GIVEN PROBLEM - Pick out all lines with the word "Daily" from the records that follow.

........

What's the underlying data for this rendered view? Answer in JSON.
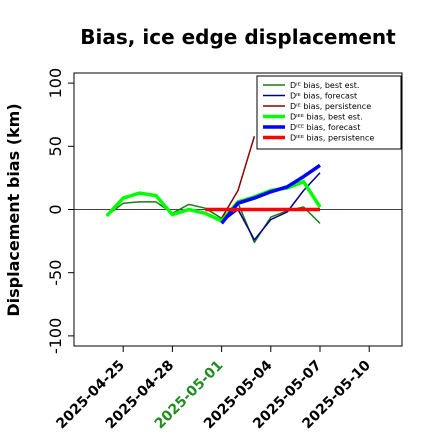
{
  "chart_data": {
    "type": "line",
    "title": "Bias, ice edge displacement",
    "ylabel": "Displacement bias (km)",
    "xlabel": "",
    "ylim": [
      -108,
      108
    ],
    "xlim": [
      "2025-04-22",
      "2025-05-12"
    ],
    "yticks": [
      -100,
      -50,
      0,
      50,
      100
    ],
    "ytick_labels": [
      "-100",
      "-50",
      "0",
      "50",
      "100"
    ],
    "xticks": [
      "2025-04-25",
      "2025-04-28",
      "2025-05-01",
      "2025-05-04",
      "2025-05-07",
      "2025-05-10"
    ],
    "xtick_labels": [
      "2025-04-25",
      "2025-04-28",
      "2025-05-01",
      "2025-05-04",
      "2025-05-07",
      "2025-05-10"
    ],
    "highlight_tick": "2025-05-01",
    "highlight_color": "#228b22",
    "legend_position": "top-right",
    "zero_line": true,
    "series": [
      {
        "name": "Dᴵᴱ bias, best est.",
        "color": "#1a7a1a",
        "width": 1.5,
        "points": [
          [
            "2025-04-24",
            -5
          ],
          [
            "2025-04-25",
            5
          ],
          [
            "2025-04-26",
            6
          ],
          [
            "2025-04-27",
            6
          ],
          [
            "2025-04-28",
            -3
          ],
          [
            "2025-04-29",
            4
          ],
          [
            "2025-04-30",
            1
          ],
          [
            "2025-05-01",
            -7
          ],
          [
            "2025-05-02",
            5
          ],
          [
            "2025-05-03",
            -26
          ],
          [
            "2025-05-04",
            -6
          ],
          [
            "2025-05-05",
            -1
          ],
          [
            "2025-05-06",
            2
          ],
          [
            "2025-05-07",
            -11
          ]
        ]
      },
      {
        "name": "Dᴵᴱ bias, forecast",
        "color": "#00008b",
        "width": 1.5,
        "points": [
          [
            "2025-05-01",
            -10
          ],
          [
            "2025-05-02",
            0
          ],
          [
            "2025-05-03",
            -24
          ],
          [
            "2025-05-04",
            -8
          ],
          [
            "2025-05-05",
            -2
          ],
          [
            "2025-05-06",
            15
          ],
          [
            "2025-05-07",
            29
          ]
        ]
      },
      {
        "name": "Dᴵᴱ bias, persistence",
        "color": "#8b0000",
        "width": 1.5,
        "points": [
          [
            "2025-05-01",
            -7
          ],
          [
            "2025-05-02",
            15
          ],
          [
            "2025-05-03",
            58
          ]
        ]
      },
      {
        "name": "Dᴵᴱᴱ bias, best est.",
        "color": "#00ff00",
        "width": 3.5,
        "points": [
          [
            "2025-04-24",
            -5
          ],
          [
            "2025-04-25",
            9
          ],
          [
            "2025-04-26",
            13
          ],
          [
            "2025-04-27",
            11
          ],
          [
            "2025-04-28",
            -4
          ],
          [
            "2025-04-29",
            0
          ],
          [
            "2025-04-30",
            -3
          ],
          [
            "2025-05-01",
            -9
          ],
          [
            "2025-05-02",
            6
          ],
          [
            "2025-05-03",
            10
          ],
          [
            "2025-05-04",
            15
          ],
          [
            "2025-05-05",
            17
          ],
          [
            "2025-05-06",
            22
          ],
          [
            "2025-05-07",
            2
          ]
        ]
      },
      {
        "name": "Dᴵᴱᴱ bias, forecast",
        "color": "#0000ff",
        "width": 3.5,
        "points": [
          [
            "2025-05-01",
            -11
          ],
          [
            "2025-05-02",
            5
          ],
          [
            "2025-05-03",
            9
          ],
          [
            "2025-05-04",
            14
          ],
          [
            "2025-05-05",
            18
          ],
          [
            "2025-05-06",
            26
          ],
          [
            "2025-05-07",
            35
          ]
        ]
      },
      {
        "name": "Dᴵᴱᴱ bias, persistence",
        "color": "#ff0000",
        "width": 3.5,
        "points": [
          [
            "2025-04-30",
            0
          ],
          [
            "2025-05-07",
            0
          ]
        ]
      }
    ]
  }
}
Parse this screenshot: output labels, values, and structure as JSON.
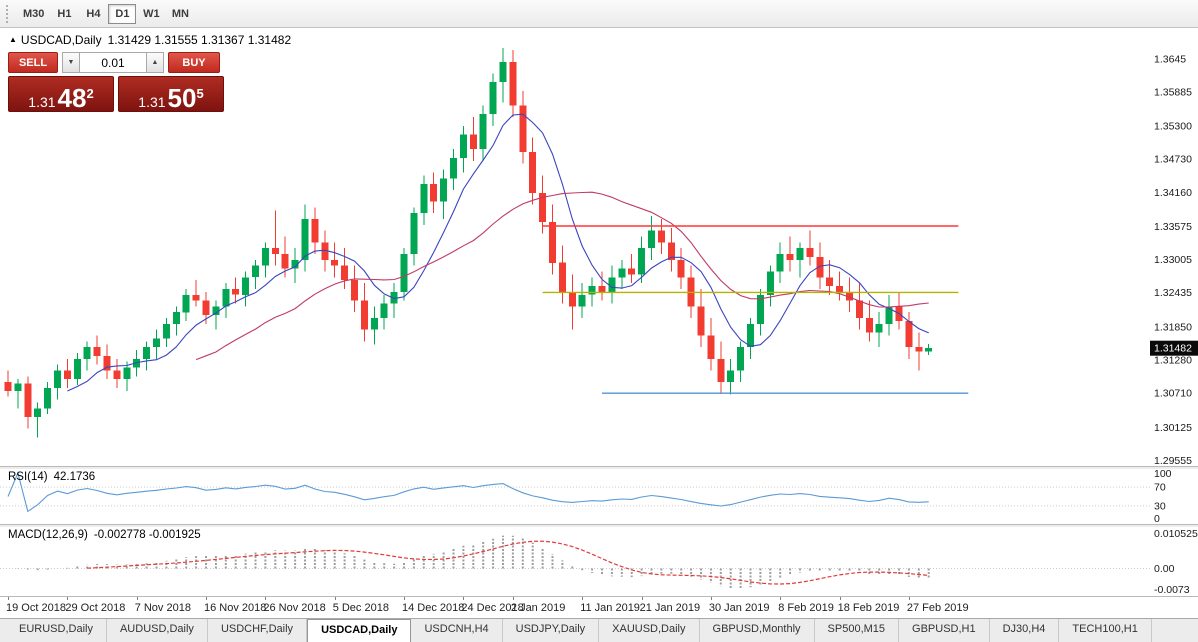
{
  "toolbar": {
    "timeframes": [
      {
        "label": "M30",
        "active": false
      },
      {
        "label": "H1",
        "active": false
      },
      {
        "label": "H4",
        "active": false
      },
      {
        "label": "D1",
        "active": true
      },
      {
        "label": "W1",
        "active": false
      },
      {
        "label": "MN",
        "active": false
      }
    ]
  },
  "chart_header": {
    "marker": "▲",
    "symbol": "USDCAD,Daily",
    "ohlc": "1.31429 1.31555 1.31367 1.31482"
  },
  "trade_panel": {
    "sell_label": "SELL",
    "buy_label": "BUY",
    "volume": "0.01",
    "decrease_icon": "▼",
    "increase_icon": "▲",
    "bid": {
      "prefix": "1.31",
      "big": "48",
      "sup": "2"
    },
    "ask": {
      "prefix": "1.31",
      "big": "50",
      "sup": "5"
    }
  },
  "chart_data": {
    "type": "candlestick",
    "symbol": "USDCAD",
    "timeframe": "Daily",
    "colors": {
      "bull": "#00a651",
      "bear": "#f23c32"
    },
    "y_range": [
      1.2946,
      1.3698
    ],
    "candles": [
      [
        1.309,
        1.311,
        1.3065,
        1.3075
      ],
      [
        1.3075,
        1.3095,
        1.3045,
        1.3088
      ],
      [
        1.3088,
        1.31,
        1.301,
        1.303
      ],
      [
        1.303,
        1.3055,
        1.2995,
        1.3045
      ],
      [
        1.3045,
        1.309,
        1.3035,
        1.308
      ],
      [
        1.308,
        1.312,
        1.306,
        1.311
      ],
      [
        1.311,
        1.313,
        1.308,
        1.3095
      ],
      [
        1.3095,
        1.314,
        1.3085,
        1.313
      ],
      [
        1.313,
        1.316,
        1.311,
        1.315
      ],
      [
        1.315,
        1.317,
        1.312,
        1.3135
      ],
      [
        1.3135,
        1.3155,
        1.3095,
        1.311
      ],
      [
        1.311,
        1.313,
        1.308,
        1.3095
      ],
      [
        1.3095,
        1.3125,
        1.3075,
        1.3115
      ],
      [
        1.3115,
        1.3145,
        1.31,
        1.313
      ],
      [
        1.313,
        1.316,
        1.311,
        1.315
      ],
      [
        1.315,
        1.318,
        1.313,
        1.3165
      ],
      [
        1.3165,
        1.32,
        1.315,
        1.319
      ],
      [
        1.319,
        1.322,
        1.317,
        1.321
      ],
      [
        1.321,
        1.325,
        1.3195,
        1.324
      ],
      [
        1.324,
        1.3265,
        1.322,
        1.323
      ],
      [
        1.323,
        1.3245,
        1.319,
        1.3205
      ],
      [
        1.3205,
        1.323,
        1.318,
        1.322
      ],
      [
        1.322,
        1.326,
        1.32,
        1.325
      ],
      [
        1.325,
        1.327,
        1.3225,
        1.324
      ],
      [
        1.324,
        1.328,
        1.322,
        1.327
      ],
      [
        1.327,
        1.33,
        1.325,
        1.329
      ],
      [
        1.329,
        1.333,
        1.327,
        1.332
      ],
      [
        1.332,
        1.3385,
        1.329,
        1.331
      ],
      [
        1.331,
        1.334,
        1.327,
        1.3285
      ],
      [
        1.3285,
        1.332,
        1.326,
        1.33
      ],
      [
        1.33,
        1.3395,
        1.328,
        1.337
      ],
      [
        1.337,
        1.339,
        1.331,
        1.333
      ],
      [
        1.333,
        1.335,
        1.328,
        1.33
      ],
      [
        1.33,
        1.333,
        1.327,
        1.329
      ],
      [
        1.329,
        1.332,
        1.325,
        1.3265
      ],
      [
        1.3265,
        1.329,
        1.321,
        1.323
      ],
      [
        1.323,
        1.326,
        1.316,
        1.318
      ],
      [
        1.318,
        1.322,
        1.3155,
        1.32
      ],
      [
        1.32,
        1.324,
        1.318,
        1.3225
      ],
      [
        1.3225,
        1.326,
        1.32,
        1.3245
      ],
      [
        1.3245,
        1.332,
        1.323,
        1.331
      ],
      [
        1.331,
        1.339,
        1.329,
        1.338
      ],
      [
        1.338,
        1.3445,
        1.336,
        1.343
      ],
      [
        1.343,
        1.345,
        1.338,
        1.34
      ],
      [
        1.34,
        1.3455,
        1.337,
        1.344
      ],
      [
        1.344,
        1.349,
        1.342,
        1.3475
      ],
      [
        1.3475,
        1.353,
        1.345,
        1.3515
      ],
      [
        1.3515,
        1.3545,
        1.347,
        1.349
      ],
      [
        1.349,
        1.3565,
        1.347,
        1.355
      ],
      [
        1.355,
        1.362,
        1.353,
        1.3605
      ],
      [
        1.3605,
        1.3664,
        1.357,
        1.364
      ],
      [
        1.364,
        1.366,
        1.3545,
        1.3565
      ],
      [
        1.3565,
        1.359,
        1.3465,
        1.3485
      ],
      [
        1.3485,
        1.351,
        1.3395,
        1.3415
      ],
      [
        1.3415,
        1.3445,
        1.3345,
        1.3365
      ],
      [
        1.3365,
        1.3395,
        1.3275,
        1.3295
      ],
      [
        1.3295,
        1.3325,
        1.3225,
        1.3245
      ],
      [
        1.3245,
        1.3275,
        1.318,
        1.322
      ],
      [
        1.322,
        1.326,
        1.32,
        1.324
      ],
      [
        1.324,
        1.327,
        1.322,
        1.3255
      ],
      [
        1.3255,
        1.328,
        1.323,
        1.3245
      ],
      [
        1.3245,
        1.329,
        1.3225,
        1.327
      ],
      [
        1.327,
        1.33,
        1.325,
        1.3285
      ],
      [
        1.3285,
        1.331,
        1.326,
        1.3275
      ],
      [
        1.3275,
        1.334,
        1.326,
        1.332
      ],
      [
        1.332,
        1.3375,
        1.33,
        1.335
      ],
      [
        1.335,
        1.337,
        1.331,
        1.333
      ],
      [
        1.333,
        1.3355,
        1.328,
        1.33
      ],
      [
        1.33,
        1.332,
        1.325,
        1.327
      ],
      [
        1.327,
        1.329,
        1.32,
        1.322
      ],
      [
        1.322,
        1.325,
        1.315,
        1.317
      ],
      [
        1.317,
        1.32,
        1.311,
        1.313
      ],
      [
        1.313,
        1.316,
        1.307,
        1.309
      ],
      [
        1.309,
        1.313,
        1.3069,
        1.311
      ],
      [
        1.311,
        1.316,
        1.309,
        1.315
      ],
      [
        1.315,
        1.32,
        1.313,
        1.319
      ],
      [
        1.319,
        1.325,
        1.317,
        1.324
      ],
      [
        1.324,
        1.329,
        1.322,
        1.328
      ],
      [
        1.328,
        1.333,
        1.326,
        1.331
      ],
      [
        1.331,
        1.334,
        1.328,
        1.33
      ],
      [
        1.33,
        1.333,
        1.327,
        1.332
      ],
      [
        1.332,
        1.335,
        1.329,
        1.3305
      ],
      [
        1.3305,
        1.333,
        1.325,
        1.327
      ],
      [
        1.327,
        1.33,
        1.324,
        1.3255
      ],
      [
        1.3255,
        1.328,
        1.323,
        1.3245
      ],
      [
        1.3245,
        1.327,
        1.321,
        1.323
      ],
      [
        1.323,
        1.326,
        1.318,
        1.32
      ],
      [
        1.32,
        1.323,
        1.316,
        1.3175
      ],
      [
        1.3175,
        1.321,
        1.315,
        1.319
      ],
      [
        1.319,
        1.324,
        1.317,
        1.322
      ],
      [
        1.322,
        1.3245,
        1.318,
        1.3195
      ],
      [
        1.3195,
        1.321,
        1.313,
        1.315
      ],
      [
        1.315,
        1.3175,
        1.311,
        1.3143
      ],
      [
        1.31429,
        1.31555,
        1.31367,
        1.31482
      ]
    ],
    "moving_averages": [
      {
        "name": "ma-fast-line",
        "period": 7,
        "color": "#3a45c0"
      },
      {
        "name": "ma-slow-line",
        "period": 20,
        "color": "#c13a66"
      }
    ],
    "hlines": [
      {
        "name": "resistance-line",
        "price": 1.3358,
        "color": "#ff3633",
        "from_index": 54,
        "to_index": 96
      },
      {
        "name": "mid-support-line",
        "price": 1.3244,
        "color": "#b3b300",
        "from_index": 54,
        "to_index": 96
      },
      {
        "name": "lower-support-line",
        "price": 1.3071,
        "color": "#4f96d8",
        "from_index": 60,
        "to_index": 97
      }
    ],
    "price_axis": {
      "labels": [
        {
          "text": "1.3645",
          "value": 1.3645
        },
        {
          "text": "1.35885",
          "value": 1.35885
        },
        {
          "text": "1.35300",
          "value": 1.353
        },
        {
          "text": "1.34730",
          "value": 1.3473
        },
        {
          "text": "1.34160",
          "value": 1.3416
        },
        {
          "text": "1.33575",
          "value": 1.33575
        },
        {
          "text": "1.33005",
          "value": 1.33005
        },
        {
          "text": "1.32435",
          "value": 1.32435
        },
        {
          "text": "1.31850",
          "value": 1.3185
        },
        {
          "text": "1.31280",
          "value": 1.3128
        },
        {
          "text": "1.30710",
          "value": 1.3071
        },
        {
          "text": "1.30125",
          "value": 1.30125
        },
        {
          "text": "1.29555",
          "value": 1.29555
        }
      ],
      "current": {
        "text": "1.31482",
        "value": 1.31482
      }
    },
    "date_labels": [
      {
        "text": "19 Oct 2018",
        "index": 0
      },
      {
        "text": "29 Oct 2018",
        "index": 6
      },
      {
        "text": "7 Nov 2018",
        "index": 13
      },
      {
        "text": "16 Nov 2018",
        "index": 20
      },
      {
        "text": "26 Nov 2018",
        "index": 26
      },
      {
        "text": "5 Dec 2018",
        "index": 33
      },
      {
        "text": "14 Dec 2018",
        "index": 40
      },
      {
        "text": "24 Dec 2018",
        "index": 46
      },
      {
        "text": "2 Jan 2019",
        "index": 51
      },
      {
        "text": "11 Jan 2019",
        "index": 58
      },
      {
        "text": "21 Jan 2019",
        "index": 64
      },
      {
        "text": "30 Jan 2019",
        "index": 71
      },
      {
        "text": "8 Feb 2019",
        "index": 78
      },
      {
        "text": "18 Feb 2019",
        "index": 84
      },
      {
        "text": "27 Feb 2019",
        "index": 91
      }
    ]
  },
  "rsi_panel": {
    "name": "RSI(14)",
    "value": "42.1736",
    "period": 14,
    "line_color": "#5b9bd5",
    "levels": [
      {
        "text": "100",
        "value": 100,
        "dotted": false
      },
      {
        "text": "70",
        "value": 70,
        "dotted": true
      },
      {
        "text": "30",
        "value": 30,
        "dotted": true
      },
      {
        "text": "0",
        "value": 0,
        "dotted": false
      }
    ]
  },
  "macd_panel": {
    "name": "MACD(12,26,9)",
    "values": "-0.002778 -0.001925",
    "fast": 12,
    "slow": 26,
    "signal": 9,
    "histogram_color": "#9e9e9e",
    "signal_color": "#e23a3a",
    "axis_labels": {
      "max": "0.010525",
      "zero": "0.00",
      "min": "-0.0073"
    }
  },
  "bottom_tabs": [
    {
      "label": "EURUSD,Daily",
      "active": false
    },
    {
      "label": "AUDUSD,Daily",
      "active": false
    },
    {
      "label": "USDCHF,Daily",
      "active": false
    },
    {
      "label": "USDCAD,Daily",
      "active": true
    },
    {
      "label": "USDCNH,H4",
      "active": false
    },
    {
      "label": "USDJPY,Daily",
      "active": false
    },
    {
      "label": "XAUUSD,Daily",
      "active": false
    },
    {
      "label": "GBPUSD,Monthly",
      "active": false
    },
    {
      "label": "SP500,M15",
      "active": false
    },
    {
      "label": "GBPUSD,H1",
      "active": false
    },
    {
      "label": "DJ30,H4",
      "active": false
    },
    {
      "label": "TECH100,H1",
      "active": false
    }
  ]
}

........

RESULT -
    "symbol": "USDCAD,Daily",
    "timeframe": "Daily",
      "label": "EURUSD,Daily",
      "label": "AUDUSD,Daily",
      "label": "USDCHF,Daily",
      "label": "USDCAD,Daily",
      "label": "USDJPY,Daily",
      "label": "XAUUSD,Daily",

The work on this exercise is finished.